* START Material to process *
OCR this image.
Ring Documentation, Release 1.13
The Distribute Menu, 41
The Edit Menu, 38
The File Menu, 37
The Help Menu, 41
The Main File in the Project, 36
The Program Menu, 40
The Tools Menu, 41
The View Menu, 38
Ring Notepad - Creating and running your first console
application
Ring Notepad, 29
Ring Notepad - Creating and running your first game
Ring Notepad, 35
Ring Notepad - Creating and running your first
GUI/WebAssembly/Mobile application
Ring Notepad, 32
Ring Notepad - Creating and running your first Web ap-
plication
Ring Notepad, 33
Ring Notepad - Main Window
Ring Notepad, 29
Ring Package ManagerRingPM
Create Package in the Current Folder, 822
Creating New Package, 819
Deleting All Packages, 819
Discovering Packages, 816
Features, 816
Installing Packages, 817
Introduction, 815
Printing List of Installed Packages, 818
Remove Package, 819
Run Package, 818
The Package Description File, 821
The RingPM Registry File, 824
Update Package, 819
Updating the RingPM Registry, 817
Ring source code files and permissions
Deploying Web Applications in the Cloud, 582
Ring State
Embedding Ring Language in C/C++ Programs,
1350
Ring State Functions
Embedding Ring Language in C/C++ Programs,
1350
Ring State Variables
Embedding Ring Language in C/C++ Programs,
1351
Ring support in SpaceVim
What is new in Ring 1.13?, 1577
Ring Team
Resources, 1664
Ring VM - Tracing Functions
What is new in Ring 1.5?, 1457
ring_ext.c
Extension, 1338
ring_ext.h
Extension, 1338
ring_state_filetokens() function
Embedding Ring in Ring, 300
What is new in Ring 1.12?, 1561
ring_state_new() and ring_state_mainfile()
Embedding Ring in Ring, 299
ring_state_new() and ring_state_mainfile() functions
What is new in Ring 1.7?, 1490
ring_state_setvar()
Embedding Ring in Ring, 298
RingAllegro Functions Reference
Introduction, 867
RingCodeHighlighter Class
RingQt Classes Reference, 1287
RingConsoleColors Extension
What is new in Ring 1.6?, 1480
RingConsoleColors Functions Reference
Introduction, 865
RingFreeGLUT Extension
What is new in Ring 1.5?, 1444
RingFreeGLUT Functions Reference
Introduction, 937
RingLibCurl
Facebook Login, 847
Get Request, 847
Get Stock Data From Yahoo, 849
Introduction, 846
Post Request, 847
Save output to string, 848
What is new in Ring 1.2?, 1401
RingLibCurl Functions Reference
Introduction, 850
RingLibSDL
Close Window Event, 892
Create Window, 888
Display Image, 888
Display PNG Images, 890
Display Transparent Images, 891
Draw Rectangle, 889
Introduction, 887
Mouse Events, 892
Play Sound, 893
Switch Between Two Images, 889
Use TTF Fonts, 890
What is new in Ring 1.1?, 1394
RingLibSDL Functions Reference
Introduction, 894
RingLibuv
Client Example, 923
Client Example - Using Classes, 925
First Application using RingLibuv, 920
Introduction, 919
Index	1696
* END Material to process *
### Short problem
Return every line exactly.

### Expected answer
OCR this image.
Ring Documentation, Release 1.13
The Distribute Menu, 41
The Edit Menu, 38
The File Menu, 37
The Help Menu, 41
The Main File in the Project, 36
The Program Menu, 40
The Tools Menu, 41
The View Menu, 38
Ring Notepad - Creating and running your first console
application
Ring Notepad, 29
Ring Notepad - Creating and running your first game
Ring Notepad, 35
Ring Notepad - Creating and running your first
GUI/WebAssembly/Mobile application
Ring Notepad, 32
Ring Notepad - Creating and running your first Web ap-
plication
Ring Notepad, 33
Ring Notepad - Main Window
Ring Notepad, 29
Ring Package ManagerRingPM
Create Package in the Current Folder, 822
Creating New Package, 819
Deleting All Packages, 819
Discovering Packages, 816
Features, 816
Installing Packages, 817
Introduction, 815
Printing List of Installed Packages, 818
Remove Package, 819
Run Package, 818
The Package Description File, 821
The RingPM Registry File, 824
Update Package, 819
Updating the RingPM Registry, 817
Ring source code files and permissions
Deploying Web Applications in the Cloud, 582
Ring State
Embedding Ring Language in C/C++ Programs,
1350
Ring State Functions
Embedding Ring Language in C/C++ Programs,
1350
Ring State Variables
Embedding Ring Language in C/C++ Programs,
1351
Ring support in SpaceVim
What is new in Ring 1.13?, 1577
Ring Team
Resources, 1664
Ring VM - Tracing Functions
What is new in Ring 1.5?, 1457
ring_ext.c
Extension, 1338
ring_ext.h
Extension, 1338
ring_state_filetokens() function
Embedding Ring in Ring, 300
What is new in Ring 1.12?, 1561
ring_state_new() and ring_state_mainfile()
Embedding Ring in Ring, 299
ring_state_new() and ring_state_mainfile() functions
What is new in Ring 1.7?, 1490
ring_state_setvar()
Embedding Ring in Ring, 298
RingAllegro Functions Reference
Introduction, 867
RingCodeHighlighter Class
RingQt Classes Reference, 1287
RingConsoleColors Extension
What is new in Ring 1.6?, 1480
RingConsoleColors Functions Reference
Introduction, 865
RingFreeGLUT Extension
What is new in Ring 1.5?, 1444
RingFreeGLUT Functions Reference
Introduction, 937
RingLibCurl
Facebook Login, 847
Get Request, 847
Get Stock Data From Yahoo, 849
Introduction, 846
Post Request, 847
Save output to string, 848
What is new in Ring 1.2?, 1401
RingLibCurl Functions Reference
Introduction, 850
RingLibSDL
Close Window Event, 892
Create Window, 888
Display Image, 888
Display PNG Images, 890
Display Transparent Images, 891
Draw Rectangle, 889
Introduction, 887
Mouse Events, 892
Play Sound, 893
Switch Between Two Images, 889
Use TTF Fonts, 890
What is new in Ring 1.1?, 1394
RingLibSDL Functions Reference
Introduction, 894
RingLibuv
Client Example, 923
Client Example - Using Classes, 925
First Application using RingLibuv, 920
Introduction, 919
Index	1696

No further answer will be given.